**To do:**
a) Repeat the passage of the Strange Horticulture write-up between "Chris Livingston, Features" and "on the list.", inclusive.
b) According to the Strange Horticulture write-up, which developer made the game?

**Text excerpt:**

Puzzles and plant management meet in narrative shop sim Strange Horticulture, our favourite puzzle game of the year. For more awards, head to the GOTY 2022 (opens in new tab) hub.
Jody Macgregor, AU/Weekend Editor: In a strong year for both mystery games and games where you run a kooky shop, Strange Horticulture's combination of the two managed to be the best at both. Customers come to your shop with problems large and small, whether a rash they'd like to find a natural cure for or a funeral that needs appropriate floral arrangements. Solving puzzles to identify the unusual plants you stock lets you help those customers, and eventually their problems propagate into more unsettling mysteries. Before you know it you're a kind of botanical detective—Hemlock Holmes, or maybe Miss Maple.
Chris Livingston, Features Producer: In a game where you spend all your time sitting behind a shop counter and staring at the top of your desk, developer Bad Viking took every opportunity to make the experience as fun and tactile as possible. They're a warm little joy in pulling open the little drawer, moving your various notes and clues around, affixing labels to each plant, unfolding your map and peering through a magnifying glass, and then (this isn't required, but it's fun) tidying up at the end of the day and putting everything back in its proper place. And the desk itself holds secrets, little hidden compartments and treasures and mysteries you don't find until you're deep into the game. Do we have a best desks in video games article? Strange Horticulture's desk would be on the list.
Phil Savage, UK Editor-in-Chief: The tactile interactions Chris describes are what elevate Strange Horticulture for me. Some puzzle games are about staring at the screen, trying to work out your next move purely in your own head. But here you're constantly interacting with the objects around your desk—cross-referencing your big book of plants, counting grid squares on a map of the surrounding area, writing the names of plants you think you've identified onto little labels.

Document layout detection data
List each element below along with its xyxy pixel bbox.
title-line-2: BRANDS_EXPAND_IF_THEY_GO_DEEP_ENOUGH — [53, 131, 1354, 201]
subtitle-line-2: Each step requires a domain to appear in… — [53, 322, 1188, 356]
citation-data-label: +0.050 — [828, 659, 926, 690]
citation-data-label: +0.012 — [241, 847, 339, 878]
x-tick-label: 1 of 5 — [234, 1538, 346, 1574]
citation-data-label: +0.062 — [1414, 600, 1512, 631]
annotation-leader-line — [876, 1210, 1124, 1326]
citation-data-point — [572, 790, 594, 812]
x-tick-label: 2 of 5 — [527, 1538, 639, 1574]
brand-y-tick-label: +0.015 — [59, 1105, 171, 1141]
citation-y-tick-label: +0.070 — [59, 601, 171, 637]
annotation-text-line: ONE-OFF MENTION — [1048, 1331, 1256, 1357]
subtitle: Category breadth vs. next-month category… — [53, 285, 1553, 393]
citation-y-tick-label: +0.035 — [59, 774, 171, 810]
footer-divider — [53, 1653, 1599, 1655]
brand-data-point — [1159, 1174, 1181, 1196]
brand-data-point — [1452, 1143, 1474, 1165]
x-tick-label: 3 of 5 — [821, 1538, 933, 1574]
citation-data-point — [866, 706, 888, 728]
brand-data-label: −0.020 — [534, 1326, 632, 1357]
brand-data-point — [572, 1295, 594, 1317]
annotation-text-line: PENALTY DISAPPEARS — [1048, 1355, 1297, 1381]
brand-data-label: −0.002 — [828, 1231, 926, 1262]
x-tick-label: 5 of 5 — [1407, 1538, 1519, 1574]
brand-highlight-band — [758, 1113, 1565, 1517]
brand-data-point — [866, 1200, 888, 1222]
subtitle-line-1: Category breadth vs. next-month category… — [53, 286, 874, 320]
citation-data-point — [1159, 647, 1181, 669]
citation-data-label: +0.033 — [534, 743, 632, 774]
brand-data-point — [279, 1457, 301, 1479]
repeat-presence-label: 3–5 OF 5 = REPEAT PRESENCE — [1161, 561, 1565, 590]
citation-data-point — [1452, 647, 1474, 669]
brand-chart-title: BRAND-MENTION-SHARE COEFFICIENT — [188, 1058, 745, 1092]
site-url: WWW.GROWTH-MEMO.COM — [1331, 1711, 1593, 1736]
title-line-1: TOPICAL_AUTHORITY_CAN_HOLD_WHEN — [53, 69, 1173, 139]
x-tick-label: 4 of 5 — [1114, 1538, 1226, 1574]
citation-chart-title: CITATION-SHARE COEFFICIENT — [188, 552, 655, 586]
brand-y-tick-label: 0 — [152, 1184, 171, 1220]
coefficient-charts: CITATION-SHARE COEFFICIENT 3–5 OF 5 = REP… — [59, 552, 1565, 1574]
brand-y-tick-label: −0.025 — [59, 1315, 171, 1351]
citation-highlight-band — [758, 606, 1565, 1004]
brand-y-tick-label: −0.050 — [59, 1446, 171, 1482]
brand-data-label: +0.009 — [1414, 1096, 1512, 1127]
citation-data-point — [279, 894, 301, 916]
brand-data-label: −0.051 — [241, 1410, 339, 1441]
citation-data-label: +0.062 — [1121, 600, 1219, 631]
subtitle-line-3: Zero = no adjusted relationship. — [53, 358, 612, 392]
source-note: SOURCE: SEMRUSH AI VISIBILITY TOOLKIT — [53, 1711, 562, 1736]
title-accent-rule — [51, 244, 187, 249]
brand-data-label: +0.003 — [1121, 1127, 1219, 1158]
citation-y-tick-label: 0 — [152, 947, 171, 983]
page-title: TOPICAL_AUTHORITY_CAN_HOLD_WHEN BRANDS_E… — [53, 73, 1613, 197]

**List of solutions:**
a)
Chris Livingston, Features Producer: In a game where you spend all your time sitting behind a shop counter and staring at the top of your desk, developer Bad Viking took every opportunity to make the experience as fun and tactile as possible. They're a warm little joy in pulling open the little drawer, moving your various notes and clues around, affixing labels to each plant, unfolding your map and peering through a magnifying glass, and then (this isn't required, but it's fun) tidying up at the end of the day and putting everything back in its proper place. And the desk itself holds secrets, little hidden compartments and treasures and mysteries you don't find until you're deep into the game. Do we have a best desks in video games article? Strange Horticulture's desk would be on the list.

b) Bad Viking